▶ STATED EXERCISE: Please give the listing again, word for word, with nothing left out.

▶ GIVEN DATA:

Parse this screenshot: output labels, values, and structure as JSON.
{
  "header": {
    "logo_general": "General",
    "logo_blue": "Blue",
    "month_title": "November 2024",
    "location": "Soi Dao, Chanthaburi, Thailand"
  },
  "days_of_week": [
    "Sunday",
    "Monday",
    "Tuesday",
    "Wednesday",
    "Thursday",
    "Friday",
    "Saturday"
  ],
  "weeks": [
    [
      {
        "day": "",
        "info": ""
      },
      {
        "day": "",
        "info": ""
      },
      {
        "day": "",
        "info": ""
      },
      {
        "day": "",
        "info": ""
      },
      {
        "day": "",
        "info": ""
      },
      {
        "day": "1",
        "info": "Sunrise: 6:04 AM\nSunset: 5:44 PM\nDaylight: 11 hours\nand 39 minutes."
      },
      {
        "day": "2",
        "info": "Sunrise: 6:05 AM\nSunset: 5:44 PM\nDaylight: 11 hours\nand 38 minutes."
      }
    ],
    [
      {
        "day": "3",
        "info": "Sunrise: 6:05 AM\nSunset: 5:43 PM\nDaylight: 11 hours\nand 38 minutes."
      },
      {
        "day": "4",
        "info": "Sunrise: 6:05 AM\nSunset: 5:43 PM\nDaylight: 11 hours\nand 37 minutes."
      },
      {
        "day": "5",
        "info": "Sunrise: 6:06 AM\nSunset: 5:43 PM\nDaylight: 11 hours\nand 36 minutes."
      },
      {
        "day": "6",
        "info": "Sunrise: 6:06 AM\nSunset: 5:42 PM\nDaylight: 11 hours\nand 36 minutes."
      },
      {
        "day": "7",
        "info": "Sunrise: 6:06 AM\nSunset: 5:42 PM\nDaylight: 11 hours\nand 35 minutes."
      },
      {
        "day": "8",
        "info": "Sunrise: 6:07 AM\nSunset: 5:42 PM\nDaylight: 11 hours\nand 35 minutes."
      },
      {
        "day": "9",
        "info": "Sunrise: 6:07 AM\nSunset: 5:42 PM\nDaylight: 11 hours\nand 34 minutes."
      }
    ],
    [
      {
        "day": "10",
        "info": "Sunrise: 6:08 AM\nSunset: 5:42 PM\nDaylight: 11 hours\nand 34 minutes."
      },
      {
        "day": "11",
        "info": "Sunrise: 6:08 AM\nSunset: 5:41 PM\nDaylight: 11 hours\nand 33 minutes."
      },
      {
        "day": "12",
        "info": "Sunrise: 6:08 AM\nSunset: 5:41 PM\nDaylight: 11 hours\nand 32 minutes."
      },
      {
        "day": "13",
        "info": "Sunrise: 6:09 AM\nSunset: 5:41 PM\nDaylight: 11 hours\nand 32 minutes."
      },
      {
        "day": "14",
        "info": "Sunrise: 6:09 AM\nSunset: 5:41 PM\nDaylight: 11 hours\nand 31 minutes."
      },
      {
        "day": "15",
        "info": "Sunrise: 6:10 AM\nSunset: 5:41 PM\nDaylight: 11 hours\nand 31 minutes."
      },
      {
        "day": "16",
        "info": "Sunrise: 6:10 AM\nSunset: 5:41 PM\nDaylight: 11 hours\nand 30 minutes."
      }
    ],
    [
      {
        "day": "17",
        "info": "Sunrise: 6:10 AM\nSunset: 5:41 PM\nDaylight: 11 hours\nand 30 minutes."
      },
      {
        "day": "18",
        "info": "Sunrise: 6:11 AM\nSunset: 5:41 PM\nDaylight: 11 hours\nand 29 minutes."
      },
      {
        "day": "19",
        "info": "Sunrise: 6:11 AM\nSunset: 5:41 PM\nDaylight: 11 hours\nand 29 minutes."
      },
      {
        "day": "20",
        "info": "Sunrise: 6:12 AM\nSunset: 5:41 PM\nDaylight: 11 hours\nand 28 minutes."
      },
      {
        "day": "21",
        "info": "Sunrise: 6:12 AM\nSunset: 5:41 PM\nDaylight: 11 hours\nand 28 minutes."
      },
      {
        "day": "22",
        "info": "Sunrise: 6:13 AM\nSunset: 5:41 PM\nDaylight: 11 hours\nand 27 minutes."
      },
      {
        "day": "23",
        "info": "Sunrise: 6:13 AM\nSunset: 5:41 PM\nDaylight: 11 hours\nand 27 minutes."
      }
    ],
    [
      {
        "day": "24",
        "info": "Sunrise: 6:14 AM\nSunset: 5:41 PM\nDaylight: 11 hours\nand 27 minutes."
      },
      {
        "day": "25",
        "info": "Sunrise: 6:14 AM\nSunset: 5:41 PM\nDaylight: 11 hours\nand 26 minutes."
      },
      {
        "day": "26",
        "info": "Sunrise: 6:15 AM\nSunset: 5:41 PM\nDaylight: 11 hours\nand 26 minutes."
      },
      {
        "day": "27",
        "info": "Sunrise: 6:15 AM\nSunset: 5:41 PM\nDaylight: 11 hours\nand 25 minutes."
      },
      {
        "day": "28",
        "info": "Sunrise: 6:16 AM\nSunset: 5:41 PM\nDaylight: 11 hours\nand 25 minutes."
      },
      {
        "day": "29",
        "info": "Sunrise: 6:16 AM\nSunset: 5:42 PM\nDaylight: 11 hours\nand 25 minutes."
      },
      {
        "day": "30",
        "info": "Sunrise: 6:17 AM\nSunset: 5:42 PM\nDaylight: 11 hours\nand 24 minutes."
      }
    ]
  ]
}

▶ OUTPUT OF THE EXERCISE:
Parse this screenshot: output labels, values, and structure as JSON.
{
  "header": {
    "logo_general": "General",
    "logo_blue": "Blue",
    "month_title": "November 2024",
    "location": "Soi Dao, Chanthaburi, Thailand"
  },
  "days_of_week": [
    "Sunday",
    "Monday",
    "Tuesday",
    "Wednesday",
    "Thursday",
    "Friday",
    "Saturday"
  ],
  "weeks": [
    [
      {
        "day": "",
        "info": ""
      },
      {
        "day": "",
        "info": ""
      },
      {
        "day": "",
        "info": ""
      },
      {
        "day": "",
        "info": ""
      },
      {
        "day": "",
        "info": ""
      },
      {
        "day": "1",
        "info": "Sunrise: 6:04 AM\nSunset: 5:44 PM\nDaylight: 11 hours\nand 39 minutes."
      },
      {
        "day": "2",
        "info": "Sunrise: 6:05 AM\nSunset: 5:44 PM\nDaylight: 11 hours\nand 38 minutes."
      }
    ],
    [
      {
        "day": "3",
        "info": "Sunrise: 6:05 AM\nSunset: 5:43 PM\nDaylight: 11 hours\nand 38 minutes."
      },
      {
        "day": "4",
        "info": "Sunrise: 6:05 AM\nSunset: 5:43 PM\nDaylight: 11 hours\nand 37 minutes."
      },
      {
        "day": "5",
        "info": "Sunrise: 6:06 AM\nSunset: 5:43 PM\nDaylight: 11 hours\nand 36 minutes."
      },
      {
        "day": "6",
        "info": "Sunrise: 6:06 AM\nSunset: 5:42 PM\nDaylight: 11 hours\nand 36 minutes."
      },
      {
        "day": "7",
        "info": "Sunrise: 6:06 AM\nSunset: 5:42 PM\nDaylight: 11 hours\nand 35 minutes."
      },
      {
        "day": "8",
        "info": "Sunrise: 6:07 AM\nSunset: 5:42 PM\nDaylight: 11 hours\nand 35 minutes."
      },
      {
        "day": "9",
        "info": "Sunrise: 6:07 AM\nSunset: 5:42 PM\nDaylight: 11 hours\nand 34 minutes."
      }
    ],
    [
      {
        "day": "10",
        "info": "Sunrise: 6:08 AM\nSunset: 5:42 PM\nDaylight: 11 hours\nand 34 minutes."
      },
      {
        "day": "11",
        "info": "Sunrise: 6:08 AM\nSunset: 5:41 PM\nDaylight: 11 hours\nand 33 minutes."
      },
      {
        "day": "12",
        "info": "Sunrise: 6:08 AM\nSunset: 5:41 PM\nDaylight: 11 hours\nand 32 minutes."
      },
      {
        "day": "13",
        "info": "Sunrise: 6:09 AM\nSunset: 5:41 PM\nDaylight: 11 hours\nand 32 minutes."
      },
      {
        "day": "14",
        "info": "Sunrise: 6:09 AM\nSunset: 5:41 PM\nDaylight: 11 hours\nand 31 minutes."
      },
      {
        "day": "15",
        "info": "Sunrise: 6:10 AM\nSunset: 5:41 PM\nDaylight: 11 hours\nand 31 minutes."
      },
      {
        "day": "16",
        "info": "Sunrise: 6:10 AM\nSunset: 5:41 PM\nDaylight: 11 hours\nand 30 minutes."
      }
    ],
    [
      {
        "day": "17",
        "info": "Sunrise: 6:10 AM\nSunset: 5:41 PM\nDaylight: 11 hours\nand 30 minutes."
      },
      {
        "day": "18",
        "info": "Sunrise: 6:11 AM\nSunset: 5:41 PM\nDaylight: 11 hours\nand 29 minutes."
      },
      {
        "day": "19",
        "info": "Sunrise: 6:11 AM\nSunset: 5:41 PM\nDaylight: 11 hours\nand 29 minutes."
      },
      {
        "day": "20",
        "info": "Sunrise: 6:12 AM\nSunset: 5:41 PM\nDaylight: 11 hours\nand 28 minutes."
      },
      {
        "day": "21",
        "info": "Sunrise: 6:12 AM\nSunset: 5:41 PM\nDaylight: 11 hours\nand 28 minutes."
      },
      {
        "day": "22",
        "info": "Sunrise: 6:13 AM\nSunset: 5:41 PM\nDaylight: 11 hours\nand 27 minutes."
      },
      {
        "day": "23",
        "info": "Sunrise: 6:13 AM\nSunset: 5:41 PM\nDaylight: 11 hours\nand 27 minutes."
      }
    ],
    [
      {
        "day": "24",
        "info": "Sunrise: 6:14 AM\nSunset: 5:41 PM\nDaylight: 11 hours\nand 27 minutes."
      },
      {
        "day": "25",
        "info": "Sunrise: 6:14 AM\nSunset: 5:41 PM\nDaylight: 11 hours\nand 26 minutes."
      },
      {
        "day": "26",
        "info": "Sunrise: 6:15 AM\nSunset: 5:41 PM\nDaylight: 11 hours\nand 26 minutes."
      },
      {
        "day": "27",
        "info": "Sunrise: 6:15 AM\nSunset: 5:41 PM\nDaylight: 11 hours\nand 25 minutes."
      },
      {
        "day": "28",
        "info": "Sunrise: 6:16 AM\nSunset: 5:41 PM\nDaylight: 11 hours\nand 25 minutes."
      },
      {
        "day": "29",
        "info": "Sunrise: 6:16 AM\nSunset: 5:42 PM\nDaylight: 11 hours\nand 25 minutes."
      },
      {
        "day": "30",
        "info": "Sunrise: 6:17 AM\nSunset: 5:42 PM\nDaylight: 11 hours\nand 24 minutes."
      }
    ]
  ]
}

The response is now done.